Given request: Reproduce each line of the records below with every character unchanged.

Dataset records:
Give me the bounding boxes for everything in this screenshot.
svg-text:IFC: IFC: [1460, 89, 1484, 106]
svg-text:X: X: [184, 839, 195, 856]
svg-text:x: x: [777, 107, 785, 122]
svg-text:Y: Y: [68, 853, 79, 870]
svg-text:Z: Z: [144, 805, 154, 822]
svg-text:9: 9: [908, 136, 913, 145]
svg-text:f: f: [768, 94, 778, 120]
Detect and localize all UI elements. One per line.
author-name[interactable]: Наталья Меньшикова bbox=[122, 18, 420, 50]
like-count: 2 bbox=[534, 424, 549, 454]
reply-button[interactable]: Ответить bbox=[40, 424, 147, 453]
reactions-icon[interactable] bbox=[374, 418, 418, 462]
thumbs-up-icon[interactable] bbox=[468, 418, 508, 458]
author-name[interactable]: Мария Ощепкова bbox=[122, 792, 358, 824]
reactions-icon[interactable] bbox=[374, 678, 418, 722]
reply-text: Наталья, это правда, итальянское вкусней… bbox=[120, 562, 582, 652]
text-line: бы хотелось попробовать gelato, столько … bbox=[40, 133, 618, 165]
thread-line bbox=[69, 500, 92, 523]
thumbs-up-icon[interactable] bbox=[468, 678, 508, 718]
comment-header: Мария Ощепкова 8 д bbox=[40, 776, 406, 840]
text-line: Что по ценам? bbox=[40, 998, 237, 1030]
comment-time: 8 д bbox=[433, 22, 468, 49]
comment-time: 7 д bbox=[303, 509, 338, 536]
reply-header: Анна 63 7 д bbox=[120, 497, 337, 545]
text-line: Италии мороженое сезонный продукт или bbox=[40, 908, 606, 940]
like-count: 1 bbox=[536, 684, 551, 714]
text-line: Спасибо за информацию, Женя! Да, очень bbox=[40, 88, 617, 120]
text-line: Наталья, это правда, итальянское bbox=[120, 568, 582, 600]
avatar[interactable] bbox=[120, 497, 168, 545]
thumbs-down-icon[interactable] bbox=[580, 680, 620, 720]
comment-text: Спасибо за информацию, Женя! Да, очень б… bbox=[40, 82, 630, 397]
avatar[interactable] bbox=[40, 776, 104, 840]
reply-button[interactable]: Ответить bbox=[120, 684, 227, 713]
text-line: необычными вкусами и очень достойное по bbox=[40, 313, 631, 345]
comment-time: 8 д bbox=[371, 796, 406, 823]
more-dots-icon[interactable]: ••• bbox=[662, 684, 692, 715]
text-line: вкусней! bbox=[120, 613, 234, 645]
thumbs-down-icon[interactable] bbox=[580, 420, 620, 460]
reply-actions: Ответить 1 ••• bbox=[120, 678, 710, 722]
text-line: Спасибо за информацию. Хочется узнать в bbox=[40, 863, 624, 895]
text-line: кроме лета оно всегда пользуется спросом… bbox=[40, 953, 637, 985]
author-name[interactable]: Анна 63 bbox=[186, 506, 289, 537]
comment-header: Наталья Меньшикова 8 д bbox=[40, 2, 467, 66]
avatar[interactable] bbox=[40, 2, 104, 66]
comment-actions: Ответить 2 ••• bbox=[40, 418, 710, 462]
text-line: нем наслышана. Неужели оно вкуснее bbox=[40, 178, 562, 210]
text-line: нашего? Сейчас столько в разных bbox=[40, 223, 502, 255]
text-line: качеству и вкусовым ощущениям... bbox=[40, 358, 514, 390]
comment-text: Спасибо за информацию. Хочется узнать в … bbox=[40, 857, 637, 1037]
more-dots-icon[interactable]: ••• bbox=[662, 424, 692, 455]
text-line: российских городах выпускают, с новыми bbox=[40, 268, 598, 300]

Task answer:
Give me the bounding boxes for everything in this screenshot.
svg-text:IFC: IFC: [1460, 89, 1484, 106]
svg-text:X: X: [184, 839, 195, 856]
svg-text:x: x: [777, 107, 785, 122]
svg-text:Y: Y: [68, 853, 79, 870]
svg-text:Z: Z: [144, 805, 154, 822]
svg-text:9: 9: [908, 136, 913, 145]
svg-text:f: f: [768, 94, 778, 120]
Detect and localize all UI elements. One per line.
author-name[interactable]: Наталья Меньшикова bbox=[122, 18, 420, 50]
like-count: 2 bbox=[534, 424, 549, 454]
reply-button[interactable]: Ответить bbox=[40, 424, 147, 453]
reactions-icon[interactable] bbox=[374, 418, 418, 462]
thumbs-up-icon[interactable] bbox=[468, 418, 508, 458]
author-name[interactable]: Мария Ощепкова bbox=[122, 792, 358, 824]
reactions-icon[interactable] bbox=[374, 678, 418, 722]
reply-text: Наталья, это правда, итальянское вкусней… bbox=[120, 562, 582, 652]
text-line: бы хотелось попробовать gelato, столько … bbox=[40, 133, 618, 165]
thread-line bbox=[69, 500, 92, 523]
thumbs-up-icon[interactable] bbox=[468, 678, 508, 718]
comment-header: Мария Ощепкова 8 д bbox=[40, 776, 406, 840]
text-line: Что по ценам? bbox=[40, 998, 237, 1030]
comment-time: 8 д bbox=[433, 22, 468, 49]
comment-time: 7 д bbox=[303, 509, 338, 536]
reply-header: Анна 63 7 д bbox=[120, 497, 337, 545]
text-line: Италии мороженое сезонный продукт или bbox=[40, 908, 606, 940]
like-count: 1 bbox=[536, 684, 551, 714]
text-line: Спасибо за информацию, Женя! Да, очень bbox=[40, 88, 617, 120]
text-line: Наталья, это правда, итальянское bbox=[120, 568, 582, 600]
avatar[interactable] bbox=[120, 497, 168, 545]
thumbs-down-icon[interactable] bbox=[580, 680, 620, 720]
comment-text: Спасибо за информацию, Женя! Да, очень б… bbox=[40, 82, 630, 397]
avatar[interactable] bbox=[40, 776, 104, 840]
reply-button[interactable]: Ответить bbox=[120, 684, 227, 713]
text-line: необычными вкусами и очень достойное по bbox=[40, 313, 631, 345]
comment-time: 8 д bbox=[371, 796, 406, 823]
more-dots-icon[interactable]: ••• bbox=[662, 684, 692, 715]
text-line: вкусней! bbox=[120, 613, 234, 645]
thumbs-down-icon[interactable] bbox=[580, 420, 620, 460]
reply-actions: Ответить 1 ••• bbox=[120, 678, 710, 722]
text-line: Спасибо за информацию. Хочется узнать в bbox=[40, 863, 624, 895]
text-line: кроме лета оно всегда пользуется спросом… bbox=[40, 953, 637, 985]
author-name[interactable]: Анна 63 bbox=[186, 506, 289, 537]
comment-header: Наталья Меньшикова 8 д bbox=[40, 2, 467, 66]
avatar[interactable] bbox=[40, 2, 104, 66]
comment-actions: Ответить 2 ••• bbox=[40, 418, 710, 462]
text-line: нем наслышана. Неужели оно вкуснее bbox=[40, 178, 562, 210]
text-line: нашего? Сейчас столько в разных bbox=[40, 223, 502, 255]
text-line: качеству и вкусовым ощущениям... bbox=[40, 358, 514, 390]
comment-text: Спасибо за информацию. Хочется узнать в … bbox=[40, 857, 637, 1037]
more-dots-icon[interactable]: ••• bbox=[662, 424, 692, 455]
text-line: российских городах выпускают, с новыми bbox=[40, 268, 598, 300]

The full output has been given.